**Record extracts**
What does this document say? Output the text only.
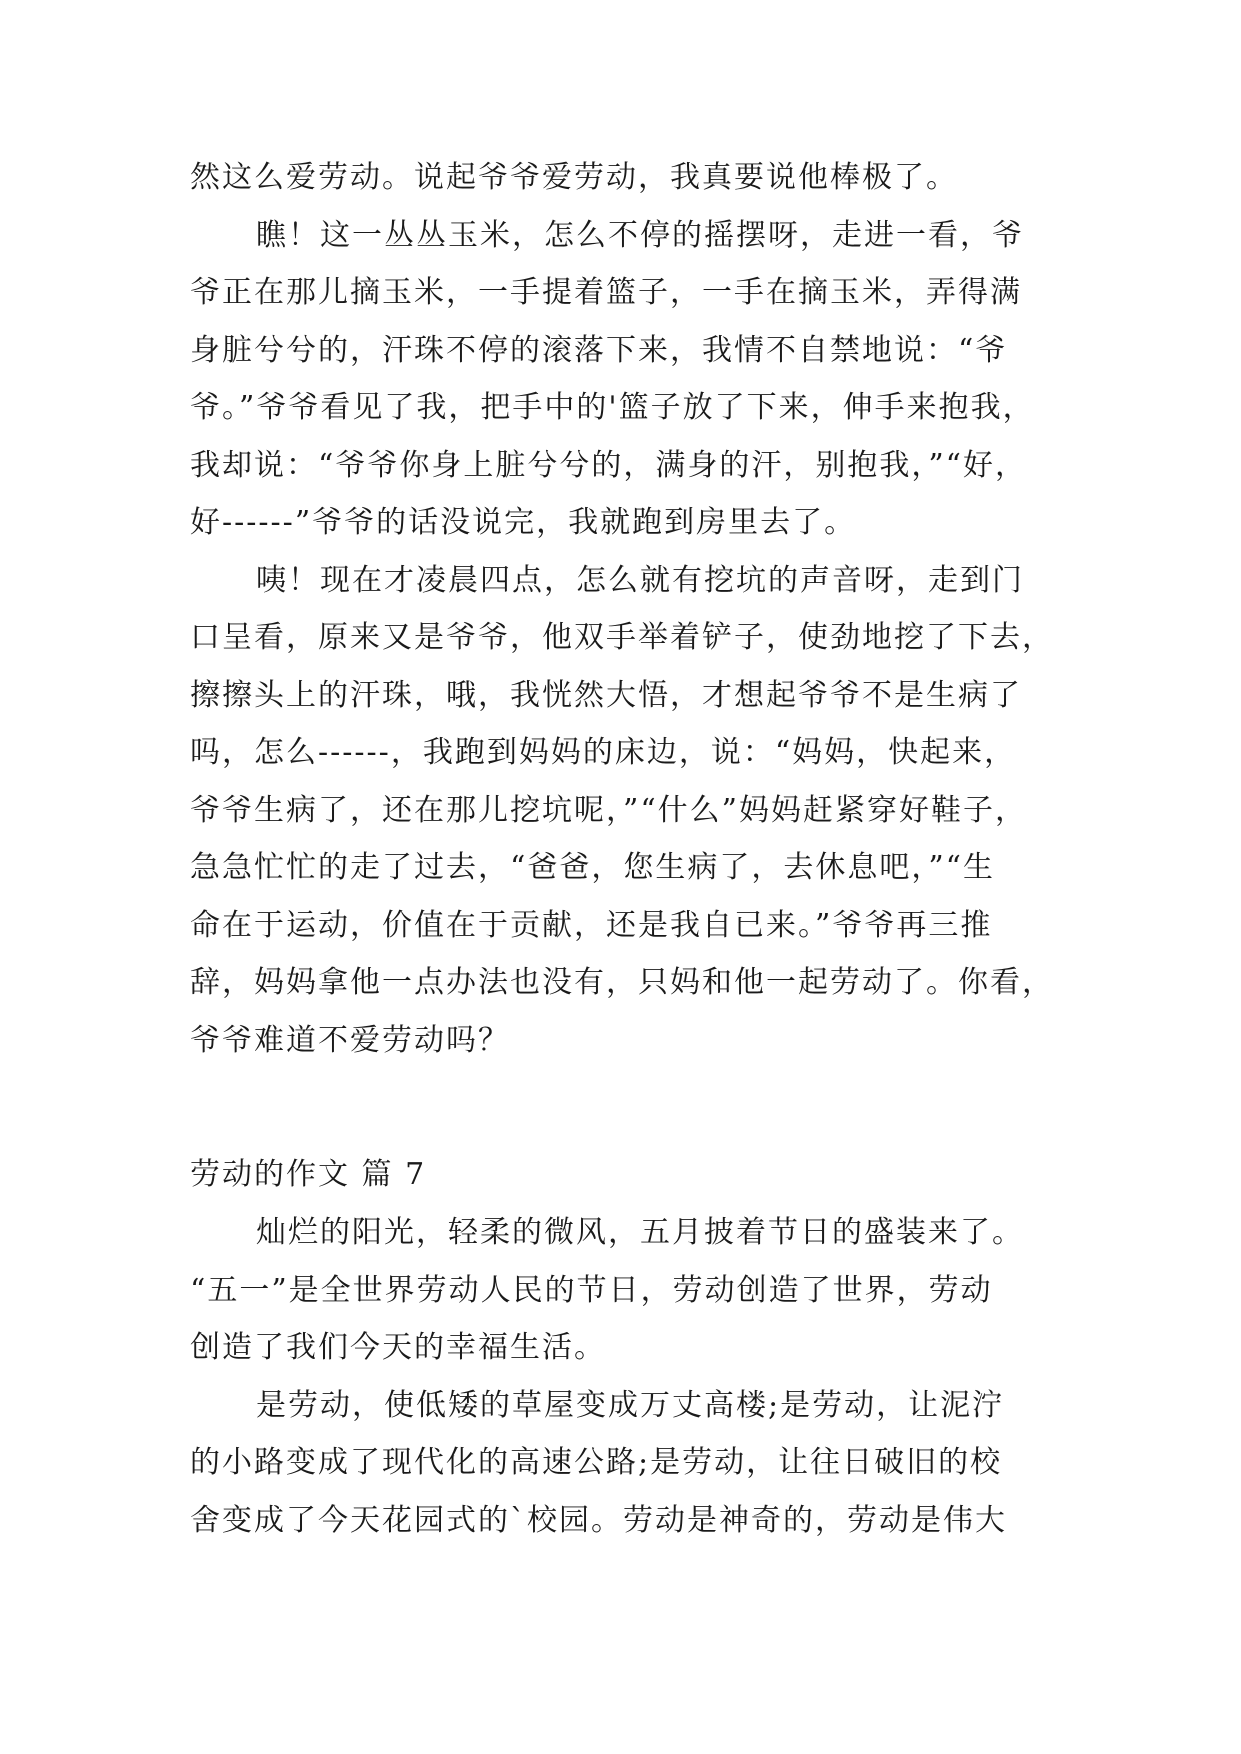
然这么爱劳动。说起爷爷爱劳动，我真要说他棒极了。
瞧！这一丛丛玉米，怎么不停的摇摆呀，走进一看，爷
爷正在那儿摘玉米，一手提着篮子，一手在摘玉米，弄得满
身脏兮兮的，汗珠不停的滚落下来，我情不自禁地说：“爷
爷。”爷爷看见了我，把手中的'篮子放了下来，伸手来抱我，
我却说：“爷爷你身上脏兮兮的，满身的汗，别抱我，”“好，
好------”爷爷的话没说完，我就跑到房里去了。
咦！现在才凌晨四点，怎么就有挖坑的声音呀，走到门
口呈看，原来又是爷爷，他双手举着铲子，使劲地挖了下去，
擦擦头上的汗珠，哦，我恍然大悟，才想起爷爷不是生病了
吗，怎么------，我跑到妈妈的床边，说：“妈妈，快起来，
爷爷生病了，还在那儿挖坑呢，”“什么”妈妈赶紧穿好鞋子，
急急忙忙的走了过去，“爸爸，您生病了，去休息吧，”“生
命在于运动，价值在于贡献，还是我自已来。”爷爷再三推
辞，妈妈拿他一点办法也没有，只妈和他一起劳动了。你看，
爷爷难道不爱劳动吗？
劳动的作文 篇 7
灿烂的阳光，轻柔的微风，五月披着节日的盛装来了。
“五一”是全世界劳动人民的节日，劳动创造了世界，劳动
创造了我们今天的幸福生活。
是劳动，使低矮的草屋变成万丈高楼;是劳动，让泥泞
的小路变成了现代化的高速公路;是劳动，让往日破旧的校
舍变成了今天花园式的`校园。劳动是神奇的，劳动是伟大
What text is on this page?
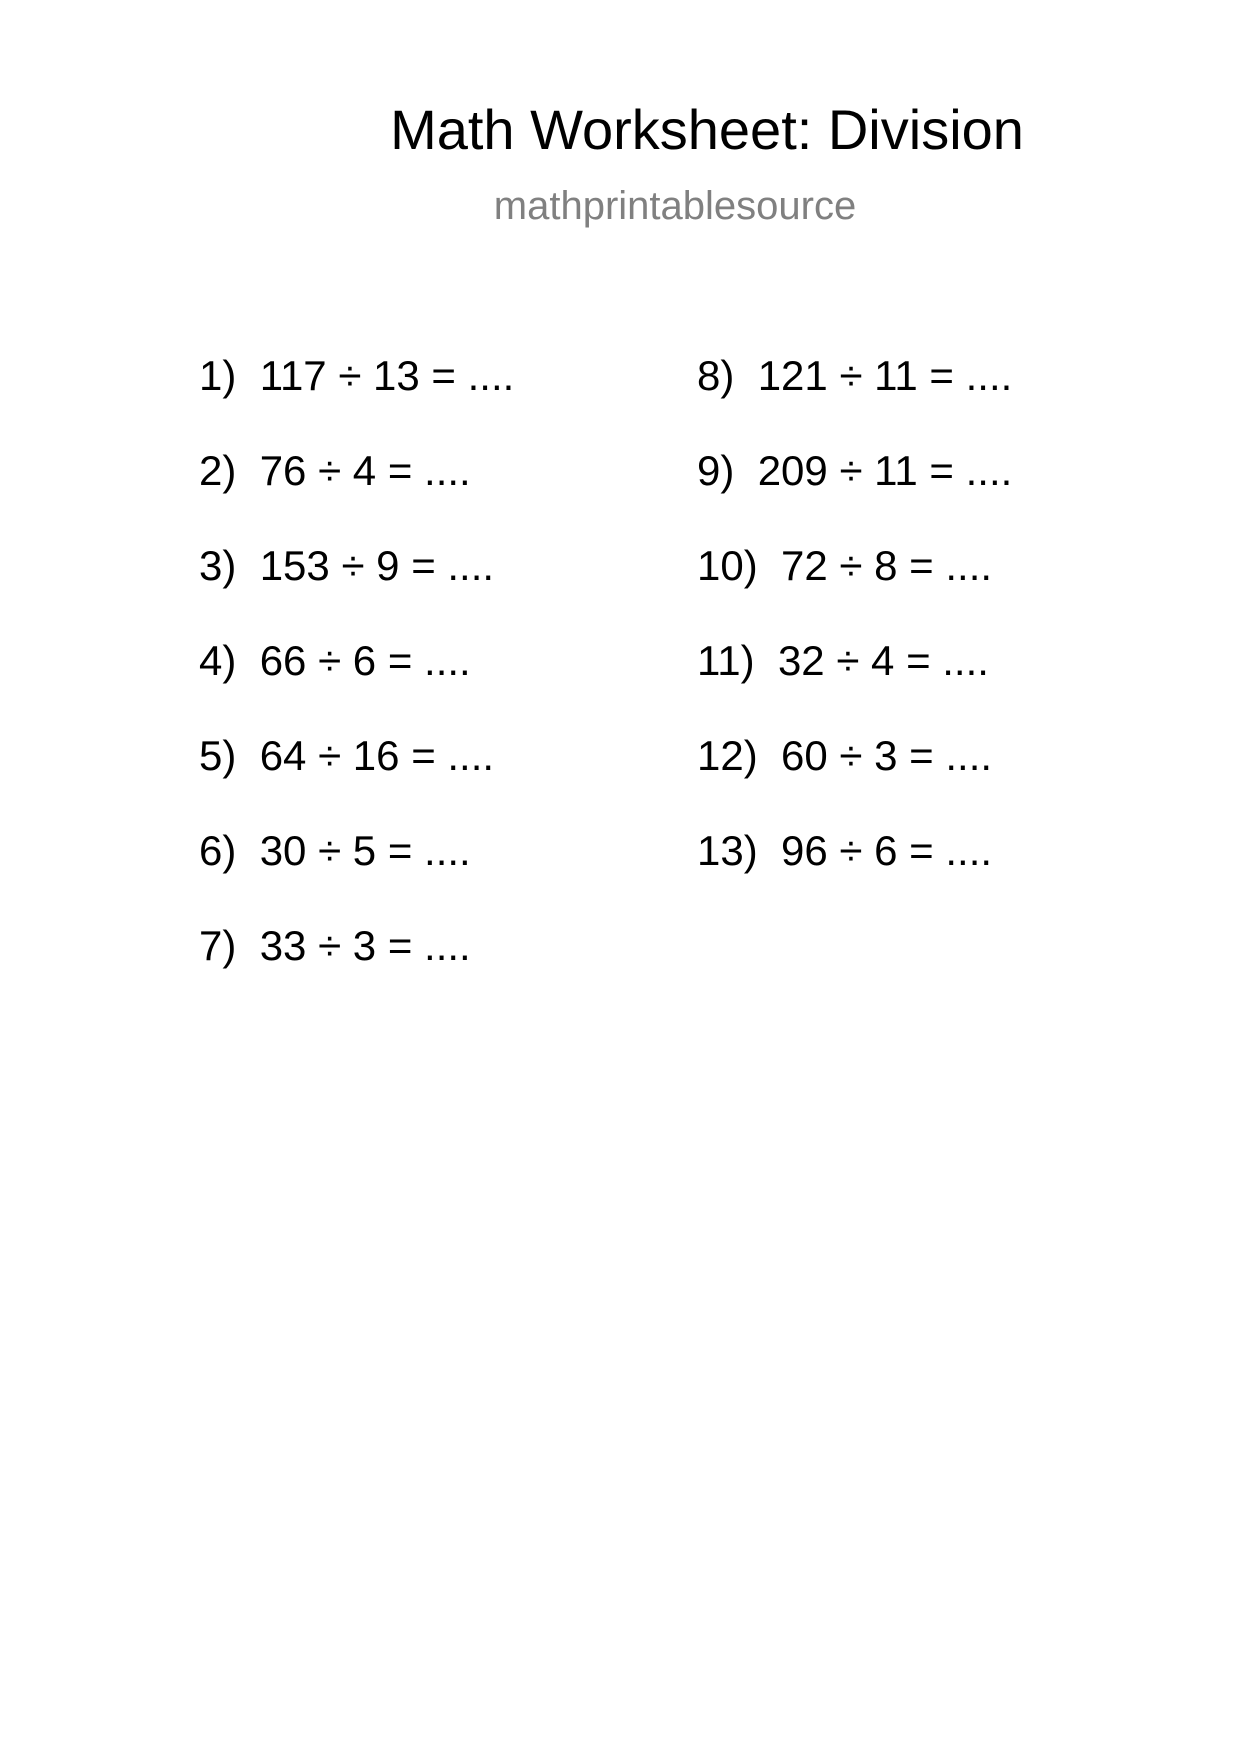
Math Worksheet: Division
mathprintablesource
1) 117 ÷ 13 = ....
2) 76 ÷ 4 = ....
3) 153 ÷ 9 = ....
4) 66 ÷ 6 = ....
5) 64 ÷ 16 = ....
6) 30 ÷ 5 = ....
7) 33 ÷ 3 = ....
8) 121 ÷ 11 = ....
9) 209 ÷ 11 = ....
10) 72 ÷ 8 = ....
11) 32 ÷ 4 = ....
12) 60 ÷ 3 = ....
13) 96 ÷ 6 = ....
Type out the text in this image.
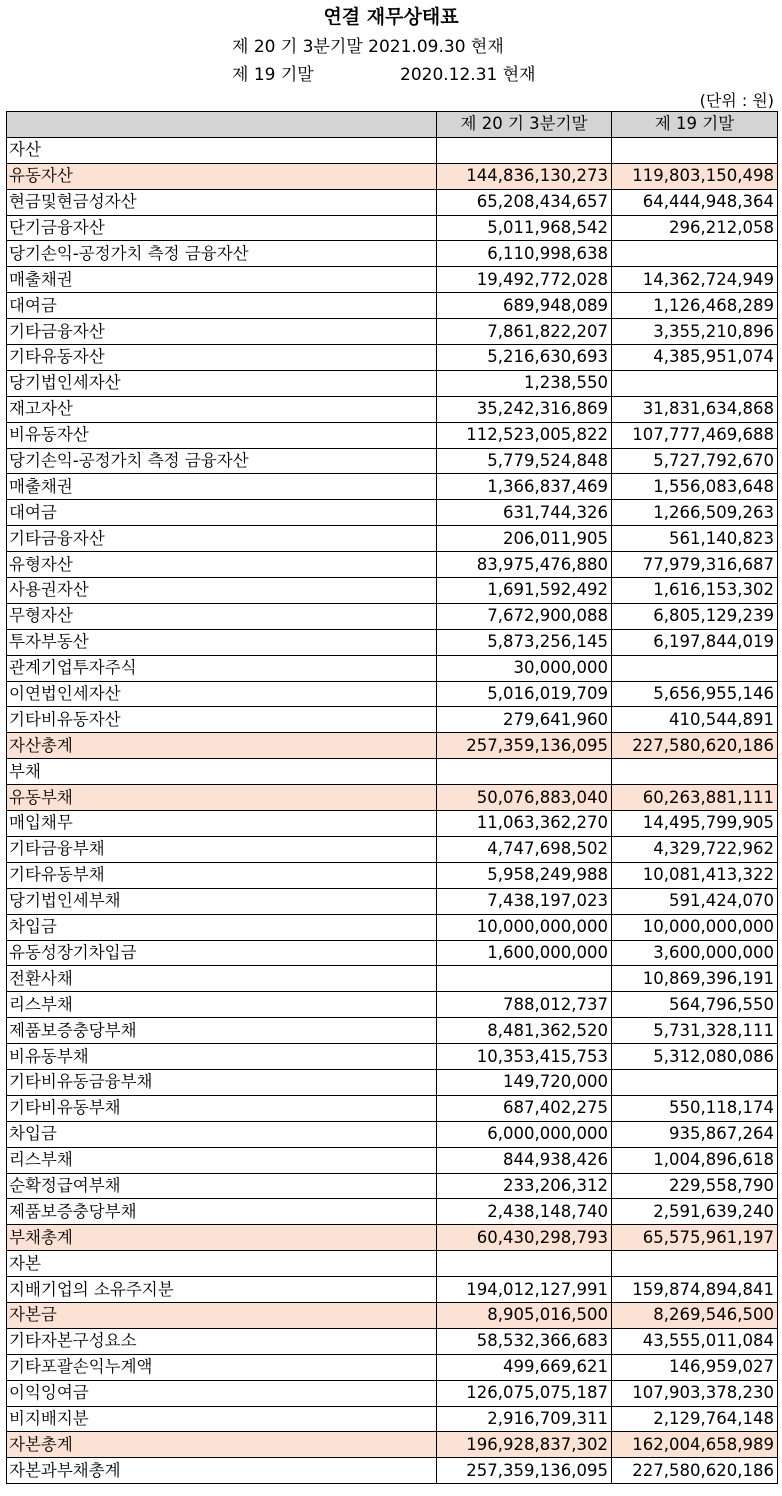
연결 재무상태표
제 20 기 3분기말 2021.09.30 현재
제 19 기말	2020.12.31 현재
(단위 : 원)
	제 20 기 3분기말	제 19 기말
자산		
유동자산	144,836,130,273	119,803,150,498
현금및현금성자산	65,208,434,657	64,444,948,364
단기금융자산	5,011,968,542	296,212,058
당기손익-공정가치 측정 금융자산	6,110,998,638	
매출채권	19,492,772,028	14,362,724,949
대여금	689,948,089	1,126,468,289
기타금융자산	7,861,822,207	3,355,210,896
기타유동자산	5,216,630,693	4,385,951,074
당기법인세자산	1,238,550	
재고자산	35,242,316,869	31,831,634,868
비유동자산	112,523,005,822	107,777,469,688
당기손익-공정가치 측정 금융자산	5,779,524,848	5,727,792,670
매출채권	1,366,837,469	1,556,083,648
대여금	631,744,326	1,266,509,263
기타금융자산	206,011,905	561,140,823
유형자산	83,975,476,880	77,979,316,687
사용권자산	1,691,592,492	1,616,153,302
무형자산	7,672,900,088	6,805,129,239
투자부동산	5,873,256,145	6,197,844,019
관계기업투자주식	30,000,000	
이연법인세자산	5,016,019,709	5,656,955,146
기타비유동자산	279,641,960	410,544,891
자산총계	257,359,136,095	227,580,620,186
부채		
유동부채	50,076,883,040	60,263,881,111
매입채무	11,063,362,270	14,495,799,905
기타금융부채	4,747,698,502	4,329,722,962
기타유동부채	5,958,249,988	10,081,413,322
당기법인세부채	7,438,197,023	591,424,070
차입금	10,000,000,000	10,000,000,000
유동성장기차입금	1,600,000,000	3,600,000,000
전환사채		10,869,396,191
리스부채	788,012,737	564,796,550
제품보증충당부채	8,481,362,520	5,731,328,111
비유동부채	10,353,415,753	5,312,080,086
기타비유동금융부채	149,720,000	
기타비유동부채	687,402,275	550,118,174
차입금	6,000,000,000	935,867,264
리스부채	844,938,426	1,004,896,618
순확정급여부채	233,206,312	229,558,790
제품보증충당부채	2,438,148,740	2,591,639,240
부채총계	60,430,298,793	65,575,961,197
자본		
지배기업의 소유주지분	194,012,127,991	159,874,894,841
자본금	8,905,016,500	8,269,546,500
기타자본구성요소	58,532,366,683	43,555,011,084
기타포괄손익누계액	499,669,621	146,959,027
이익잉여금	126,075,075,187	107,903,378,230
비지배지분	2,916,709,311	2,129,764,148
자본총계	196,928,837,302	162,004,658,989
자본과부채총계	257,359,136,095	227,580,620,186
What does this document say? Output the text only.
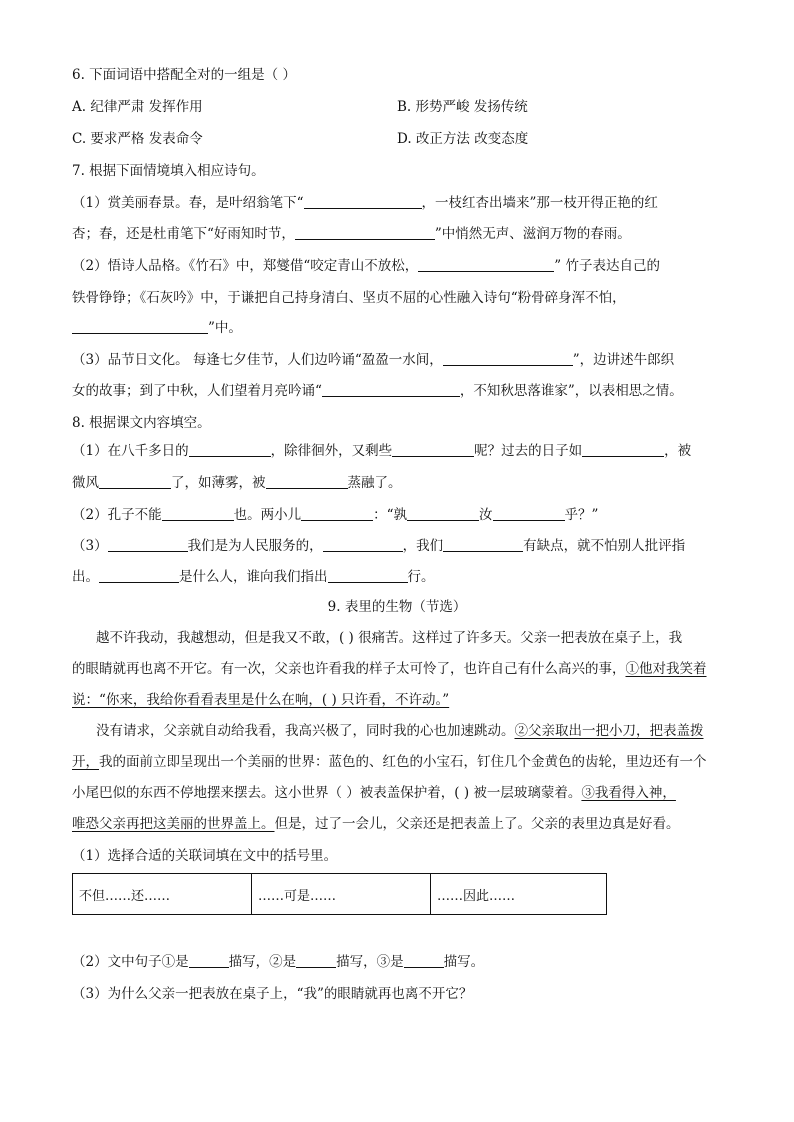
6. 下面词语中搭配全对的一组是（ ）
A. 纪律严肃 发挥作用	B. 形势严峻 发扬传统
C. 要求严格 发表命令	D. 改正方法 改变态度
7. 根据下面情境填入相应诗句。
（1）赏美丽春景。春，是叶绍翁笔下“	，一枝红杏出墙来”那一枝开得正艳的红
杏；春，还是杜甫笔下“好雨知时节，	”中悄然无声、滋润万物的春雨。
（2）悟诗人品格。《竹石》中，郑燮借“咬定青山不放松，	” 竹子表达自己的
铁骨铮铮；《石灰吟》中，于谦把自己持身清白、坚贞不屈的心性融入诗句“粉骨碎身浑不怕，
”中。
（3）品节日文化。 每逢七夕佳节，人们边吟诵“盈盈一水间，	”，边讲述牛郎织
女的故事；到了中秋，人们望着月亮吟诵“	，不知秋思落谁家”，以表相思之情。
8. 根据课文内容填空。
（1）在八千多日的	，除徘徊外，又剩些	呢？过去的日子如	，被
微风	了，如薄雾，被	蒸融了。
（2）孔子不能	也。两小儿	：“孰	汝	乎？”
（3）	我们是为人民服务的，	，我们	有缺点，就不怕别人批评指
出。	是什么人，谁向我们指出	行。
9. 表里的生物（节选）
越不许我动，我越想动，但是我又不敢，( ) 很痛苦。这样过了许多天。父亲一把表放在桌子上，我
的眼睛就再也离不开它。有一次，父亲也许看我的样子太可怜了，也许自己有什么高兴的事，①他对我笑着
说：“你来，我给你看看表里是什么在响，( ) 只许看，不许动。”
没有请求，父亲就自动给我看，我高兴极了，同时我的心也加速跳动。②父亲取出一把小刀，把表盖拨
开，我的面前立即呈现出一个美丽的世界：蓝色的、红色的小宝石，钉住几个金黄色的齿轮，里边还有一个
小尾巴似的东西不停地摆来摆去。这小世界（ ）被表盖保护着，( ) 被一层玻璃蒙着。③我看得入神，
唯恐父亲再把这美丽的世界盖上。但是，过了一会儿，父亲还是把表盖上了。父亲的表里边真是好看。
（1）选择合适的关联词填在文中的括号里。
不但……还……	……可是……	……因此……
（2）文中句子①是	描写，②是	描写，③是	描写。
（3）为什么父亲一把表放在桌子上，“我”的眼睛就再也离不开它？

**Problem to solve**
Go over the records above and tally each line that includes "this". Give the total by itself.

**Task solution**
4